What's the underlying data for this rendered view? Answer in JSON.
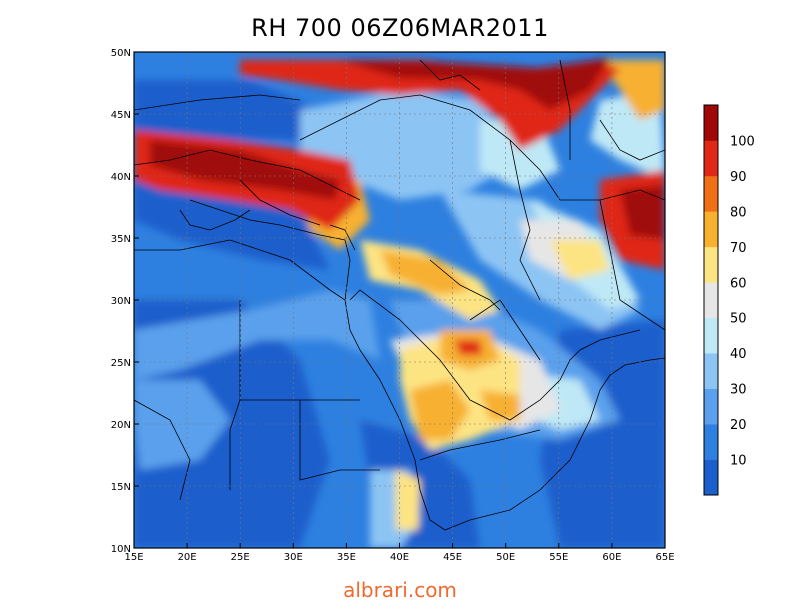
{
  "title": "RH 700 06Z06MAR2011",
  "watermark": "albrari.com",
  "map": {
    "projection": "lat-lon",
    "lon_range": [
      15,
      65
    ],
    "lat_range": [
      10,
      50
    ],
    "lon_ticks": [
      "15E",
      "20E",
      "25E",
      "30E",
      "35E",
      "40E",
      "45E",
      "50E",
      "55E",
      "60E",
      "65E"
    ],
    "lat_ticks": [
      "10N",
      "15N",
      "20N",
      "25N",
      "30N",
      "35N",
      "40N",
      "45N",
      "50N"
    ],
    "grid": "dotted",
    "variable": "relative humidity at 700 hPa"
  },
  "colorbar": {
    "labels": [
      "10",
      "20",
      "30",
      "40",
      "50",
      "60",
      "70",
      "80",
      "90",
      "100"
    ],
    "colors": [
      "#1a5fcc",
      "#2e80e0",
      "#5aa0ec",
      "#8cc4f4",
      "#bfe8f6",
      "#e6e6e6",
      "#fde483",
      "#f7b030",
      "#f07018",
      "#e02818",
      "#a00808"
    ]
  }
}
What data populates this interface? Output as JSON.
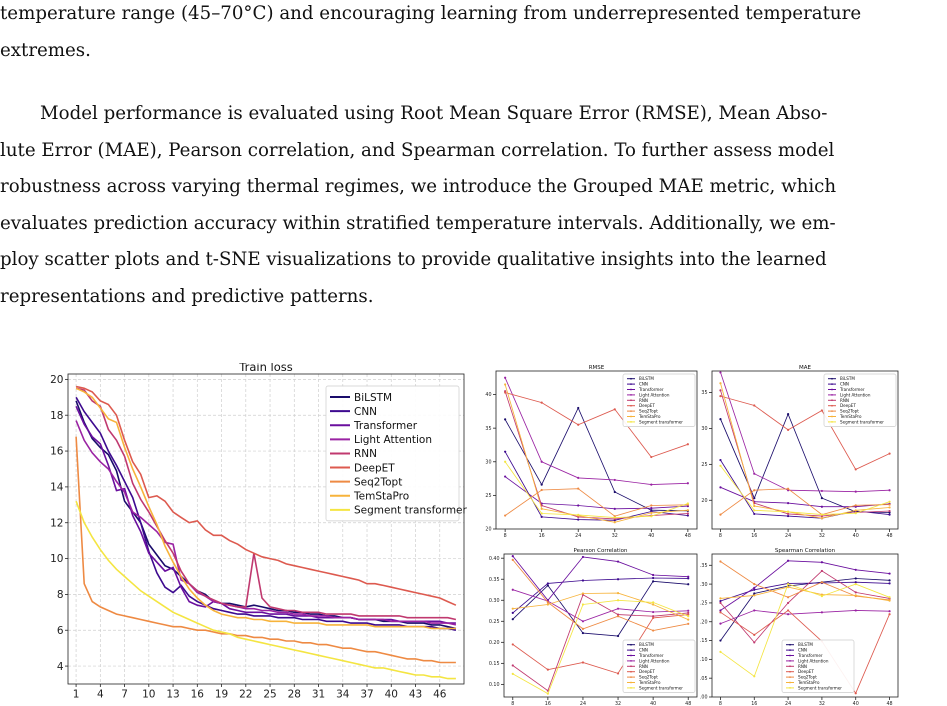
{
  "text": {
    "para1_line1": "temperature range (45–70°C) and encouraging learning from underrepresented temperature",
    "para1_line2": "extremes.",
    "para2_lines": [
      "Model performance is evaluated using Root Mean Square Error (RMSE), Mean Abso-",
      "lute Error (MAE), Pearson correlation, and Spearman correlation. To further assess model",
      "robustness across varying thermal regimes, we introduce the Grouped MAE metric, which",
      "evaluates prediction accuracy within stratified temperature intervals. Additionally, we em-",
      "ploy scatter plots and t-SNE visualizations to provide qualitative insights into the learned",
      "representations and predictive patterns."
    ]
  },
  "colors": {
    "BiLSTM": "#1a0c6b",
    "CNN": "#3d0a8f",
    "Transformer": "#6a0f9e",
    "Light Attention": "#9a23a3",
    "RNN": "#c0396f",
    "DeepET": "#dd5a4f",
    "Seq2Topt": "#ee8a43",
    "TemStaPro": "#f7b33b",
    "Segment transformer": "#f4e542"
  },
  "chart_data": [
    {
      "type": "line",
      "title": "Train loss",
      "xlabel": "",
      "ylabel": "",
      "xlim": [
        0,
        49
      ],
      "ylim": [
        3,
        20.3
      ],
      "xticks": [
        1,
        4,
        7,
        10,
        13,
        16,
        19,
        22,
        25,
        28,
        31,
        34,
        37,
        40,
        43,
        46
      ],
      "yticks": [
        4,
        6,
        8,
        10,
        12,
        14,
        16,
        18,
        20
      ],
      "grid": true,
      "legend": "top-right",
      "series": [
        {
          "name": "BiLSTM",
          "values": [
            18.8,
            17.6,
            16.7,
            16.2,
            15.8,
            14.9,
            13.2,
            12.6,
            12.0,
            10.8,
            10.2,
            9.6,
            9.4,
            9.0,
            8.6,
            8.2,
            8.0,
            7.6,
            7.5,
            7.5,
            7.4,
            7.3,
            7.4,
            7.3,
            7.2,
            7.1,
            7.1,
            7.0,
            7.0,
            6.9,
            6.9,
            6.8,
            6.8,
            6.7,
            6.7,
            6.6,
            6.6,
            6.6,
            6.5,
            6.5,
            6.5,
            6.4,
            6.4,
            6.4,
            6.3,
            6.3,
            6.2,
            6.1
          ]
        },
        {
          "name": "CNN",
          "values": [
            19.0,
            18.2,
            17.6,
            17.0,
            16.0,
            15.2,
            14.3,
            13.4,
            12.0,
            10.4,
            9.2,
            8.4,
            8.1,
            8.5,
            7.9,
            7.6,
            7.4,
            7.2,
            7.1,
            7.0,
            6.9,
            6.9,
            6.8,
            6.8,
            6.8,
            6.7,
            6.7,
            6.7,
            6.6,
            6.6,
            6.6,
            6.5,
            6.5,
            6.5,
            6.4,
            6.4,
            6.4,
            6.3,
            6.3,
            6.3,
            6.3,
            6.2,
            6.2,
            6.2,
            6.2,
            6.1,
            6.1,
            6.0
          ]
        },
        {
          "name": "Transformer",
          "values": [
            18.5,
            17.5,
            16.8,
            16.4,
            15.2,
            13.8,
            13.9,
            12.4,
            11.5,
            10.3,
            9.8,
            9.3,
            9.5,
            8.4,
            7.6,
            7.4,
            7.3,
            7.6,
            7.5,
            7.2,
            7.1,
            7.0,
            7.0,
            7.0,
            6.9,
            6.9,
            6.9,
            6.8,
            6.8,
            6.8,
            6.7,
            6.7,
            6.7,
            6.7,
            6.7,
            6.6,
            6.6,
            6.6,
            6.6,
            6.6,
            6.5,
            6.5,
            6.5,
            6.5,
            6.5,
            6.5,
            6.4,
            6.4
          ]
        },
        {
          "name": "Light Attention",
          "values": [
            17.7,
            16.6,
            15.9,
            15.4,
            15.0,
            14.3,
            13.7,
            12.6,
            12.3,
            11.9,
            11.5,
            10.9,
            10.8,
            8.8,
            8.6,
            8.1,
            7.9,
            7.6,
            7.5,
            7.4,
            7.3,
            7.2,
            7.2,
            7.1,
            7.1,
            7.0,
            7.0,
            6.9,
            6.9,
            6.8,
            6.8,
            6.8,
            6.7,
            6.7,
            6.7,
            6.6,
            6.6,
            6.6,
            6.6,
            6.5,
            6.5,
            6.5,
            6.5,
            6.5,
            6.4,
            6.4,
            6.4,
            6.3
          ]
        },
        {
          "name": "RNN",
          "values": [
            19.5,
            19.4,
            18.8,
            18.5,
            17.2,
            16.6,
            15.7,
            14.2,
            13.3,
            12.6,
            11.8,
            11.0,
            10.3,
            9.3,
            8.6,
            8.2,
            7.9,
            7.7,
            7.5,
            7.4,
            7.3,
            7.3,
            10.3,
            7.8,
            7.3,
            7.2,
            7.1,
            7.1,
            7.0,
            7.0,
            7.0,
            6.9,
            6.9,
            6.9,
            6.9,
            6.8,
            6.8,
            6.8,
            6.8,
            6.8,
            6.8,
            6.7,
            6.7,
            6.7,
            6.7,
            6.7,
            6.7,
            6.6
          ]
        },
        {
          "name": "DeepET",
          "values": [
            19.6,
            19.5,
            19.3,
            18.8,
            18.6,
            18.0,
            16.6,
            15.4,
            14.7,
            13.4,
            13.5,
            13.2,
            12.6,
            12.3,
            12.0,
            12.1,
            11.6,
            11.3,
            11.3,
            11.0,
            10.8,
            10.5,
            10.3,
            10.1,
            10.0,
            9.9,
            9.7,
            9.6,
            9.5,
            9.4,
            9.3,
            9.2,
            9.1,
            9.0,
            8.9,
            8.8,
            8.6,
            8.6,
            8.5,
            8.4,
            8.3,
            8.2,
            8.1,
            8.0,
            7.9,
            7.8,
            7.6,
            7.4
          ]
        },
        {
          "name": "Seq2Topt",
          "values": [
            16.8,
            8.6,
            7.6,
            7.3,
            7.1,
            6.9,
            6.8,
            6.7,
            6.6,
            6.5,
            6.4,
            6.3,
            6.2,
            6.2,
            6.1,
            6.0,
            6.0,
            5.9,
            5.8,
            5.8,
            5.7,
            5.7,
            5.6,
            5.6,
            5.5,
            5.5,
            5.4,
            5.4,
            5.3,
            5.3,
            5.2,
            5.2,
            5.1,
            5.0,
            5.0,
            4.9,
            4.8,
            4.8,
            4.7,
            4.6,
            4.5,
            4.4,
            4.4,
            4.3,
            4.3,
            4.2,
            4.2,
            4.2
          ]
        },
        {
          "name": "TemStaPro",
          "values": [
            19.5,
            19.3,
            19.0,
            18.4,
            17.8,
            17.6,
            16.2,
            15.0,
            14.0,
            12.9,
            11.9,
            10.7,
            9.8,
            9.0,
            8.3,
            7.8,
            7.4,
            7.1,
            6.9,
            6.8,
            6.7,
            6.7,
            6.6,
            6.6,
            6.5,
            6.5,
            6.5,
            6.4,
            6.4,
            6.4,
            6.4,
            6.3,
            6.3,
            6.3,
            6.3,
            6.3,
            6.3,
            6.2,
            6.2,
            6.2,
            6.2,
            6.2,
            6.2,
            6.2,
            6.1,
            6.1,
            6.1,
            6.1
          ]
        },
        {
          "name": "Segment transformer",
          "values": [
            13.2,
            12.0,
            11.2,
            10.5,
            9.9,
            9.4,
            9.0,
            8.6,
            8.2,
            7.9,
            7.6,
            7.3,
            7.0,
            6.8,
            6.6,
            6.4,
            6.2,
            6.0,
            5.9,
            5.8,
            5.6,
            5.5,
            5.4,
            5.3,
            5.2,
            5.1,
            5.0,
            4.9,
            4.8,
            4.7,
            4.6,
            4.5,
            4.4,
            4.3,
            4.2,
            4.1,
            4.0,
            3.9,
            3.9,
            3.8,
            3.7,
            3.6,
            3.5,
            3.5,
            3.4,
            3.4,
            3.3,
            3.3
          ]
        }
      ]
    },
    {
      "type": "line",
      "title": "RMSE",
      "x": [
        8,
        16,
        24,
        32,
        40,
        48
      ],
      "ylim": [
        20,
        43.5
      ],
      "yticks": [
        20,
        25,
        30,
        35,
        40
      ],
      "legend": "top-right",
      "series": [
        {
          "name": "BiLSTM",
          "values": [
            36.3,
            26.6,
            38.0,
            25.5,
            22.8,
            22.7
          ]
        },
        {
          "name": "CNN",
          "values": [
            31.5,
            21.8,
            21.4,
            21.3,
            22.6,
            22.0
          ]
        },
        {
          "name": "Transformer",
          "values": [
            27.8,
            23.8,
            23.5,
            23.0,
            23.1,
            23.4
          ]
        },
        {
          "name": "Light Attention",
          "values": [
            42.5,
            30.0,
            27.6,
            27.3,
            26.6,
            26.8
          ]
        },
        {
          "name": "RNN",
          "values": [
            40.5,
            23.5,
            21.8,
            21.5,
            22.0,
            22.3
          ]
        },
        {
          "name": "DeepET",
          "values": [
            40.3,
            38.8,
            35.5,
            37.8,
            30.7,
            32.6
          ]
        },
        {
          "name": "Seq2Topt",
          "values": [
            22.0,
            25.8,
            26.0,
            21.9,
            23.5,
            23.6
          ]
        },
        {
          "name": "TemStaPro",
          "values": [
            41.5,
            23.0,
            22.0,
            21.0,
            22.4,
            22.8
          ]
        },
        {
          "name": "Segment transformer",
          "values": [
            30.0,
            22.3,
            22.1,
            21.7,
            21.9,
            23.8
          ]
        }
      ]
    },
    {
      "type": "line",
      "title": "MAE",
      "x": [
        8,
        16,
        24,
        32,
        40,
        48
      ],
      "ylim": [
        16,
        38
      ],
      "yticks": [
        20,
        25,
        30,
        35
      ],
      "legend": "top-right",
      "series": [
        {
          "name": "BiLSTM",
          "values": [
            31.3,
            20.3,
            32.0,
            20.3,
            18.4,
            18.3
          ]
        },
        {
          "name": "CNN",
          "values": [
            25.6,
            18.1,
            17.8,
            17.5,
            18.5,
            18.0
          ]
        },
        {
          "name": "Transformer",
          "values": [
            21.8,
            19.8,
            19.6,
            19.1,
            19.1,
            19.5
          ]
        },
        {
          "name": "Light Attention",
          "values": [
            37.8,
            23.7,
            21.4,
            21.3,
            21.2,
            21.4
          ]
        },
        {
          "name": "RNN",
          "values": [
            35.3,
            19.6,
            18.1,
            17.8,
            18.3,
            18.5
          ]
        },
        {
          "name": "DeepET",
          "values": [
            34.5,
            33.2,
            29.8,
            32.5,
            24.3,
            26.5
          ]
        },
        {
          "name": "Seq2Topt",
          "values": [
            18.0,
            21.4,
            21.6,
            18.0,
            19.3,
            19.4
          ]
        },
        {
          "name": "TemStaPro",
          "values": [
            36.3,
            19.2,
            18.4,
            17.5,
            18.6,
            19.0
          ]
        },
        {
          "name": "Segment transformer",
          "values": [
            24.8,
            18.6,
            18.4,
            18.0,
            18.2,
            19.8
          ]
        }
      ]
    },
    {
      "type": "line",
      "title": "Pearson Correlation",
      "x": [
        8,
        16,
        24,
        32,
        40,
        48
      ],
      "ylim": [
        0.07,
        0.41
      ],
      "yticks": [
        0.1,
        0.15,
        0.2,
        0.25,
        0.3,
        0.35,
        0.4
      ],
      "legend": "bottom-right",
      "series": [
        {
          "name": "BiLSTM",
          "values": [
            0.255,
            0.335,
            0.222,
            0.215,
            0.345,
            0.338
          ]
        },
        {
          "name": "CNN",
          "values": [
            0.27,
            0.34,
            0.347,
            0.35,
            0.353,
            0.352
          ]
        },
        {
          "name": "Transformer",
          "values": [
            0.405,
            0.3,
            0.403,
            0.392,
            0.36,
            0.356
          ]
        },
        {
          "name": "Light Attention",
          "values": [
            0.325,
            0.298,
            0.25,
            0.28,
            0.272,
            0.275
          ]
        },
        {
          "name": "RNN",
          "values": [
            0.145,
            0.085,
            0.313,
            0.266,
            0.262,
            0.27
          ]
        },
        {
          "name": "DeepET",
          "values": [
            0.195,
            0.135,
            0.152,
            0.126,
            0.258,
            0.266
          ]
        },
        {
          "name": "Seq2Topt",
          "values": [
            0.396,
            0.295,
            0.232,
            0.262,
            0.228,
            0.244
          ]
        },
        {
          "name": "TemStaPro",
          "values": [
            0.28,
            0.29,
            0.316,
            0.317,
            0.29,
            0.254
          ]
        },
        {
          "name": "Segment transformer",
          "values": [
            0.125,
            0.078,
            0.29,
            0.3,
            0.295,
            0.262
          ]
        }
      ]
    },
    {
      "type": "line",
      "title": "Spearman Correlation",
      "x": [
        8,
        16,
        24,
        32,
        40,
        48
      ],
      "ylim": [
        0.0,
        0.38
      ],
      "yticks": [
        0.0,
        0.05,
        0.1,
        0.15,
        0.2,
        0.25,
        0.3,
        0.35
      ],
      "legend": "bottom-right",
      "series": [
        {
          "name": "BiLSTM",
          "values": [
            0.15,
            0.275,
            0.295,
            0.305,
            0.315,
            0.31
          ]
        },
        {
          "name": "CNN",
          "values": [
            0.255,
            0.285,
            0.302,
            0.303,
            0.305,
            0.302
          ]
        },
        {
          "name": "Transformer",
          "values": [
            0.23,
            0.29,
            0.362,
            0.358,
            0.338,
            0.328
          ]
        },
        {
          "name": "Light Attention",
          "values": [
            0.195,
            0.23,
            0.22,
            0.225,
            0.23,
            0.228
          ]
        },
        {
          "name": "RNN",
          "values": [
            0.25,
            0.145,
            0.25,
            0.335,
            0.278,
            0.262
          ]
        },
        {
          "name": "DeepET",
          "values": [
            0.225,
            0.165,
            0.23,
            0.148,
            0.01,
            0.22
          ]
        },
        {
          "name": "Seq2Topt",
          "values": [
            0.36,
            0.3,
            0.265,
            0.305,
            0.268,
            0.258
          ]
        },
        {
          "name": "TemStaPro",
          "values": [
            0.262,
            0.27,
            0.292,
            0.272,
            0.27,
            0.256
          ]
        },
        {
          "name": "Segment transformer",
          "values": [
            0.12,
            0.055,
            0.3,
            0.268,
            0.3,
            0.265
          ]
        }
      ]
    }
  ]
}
★ ★ ★ ★
◆ **PROBLEM REQUIREMENTS**: Track down the lines that include the word "RMSE" and copy them.

◆ **SOLUTION FOR THIS TASK**:
      "Model performance is evaluated using Root Mean Square Error (RMSE), Mean Abso-",
      "title": "RMSE",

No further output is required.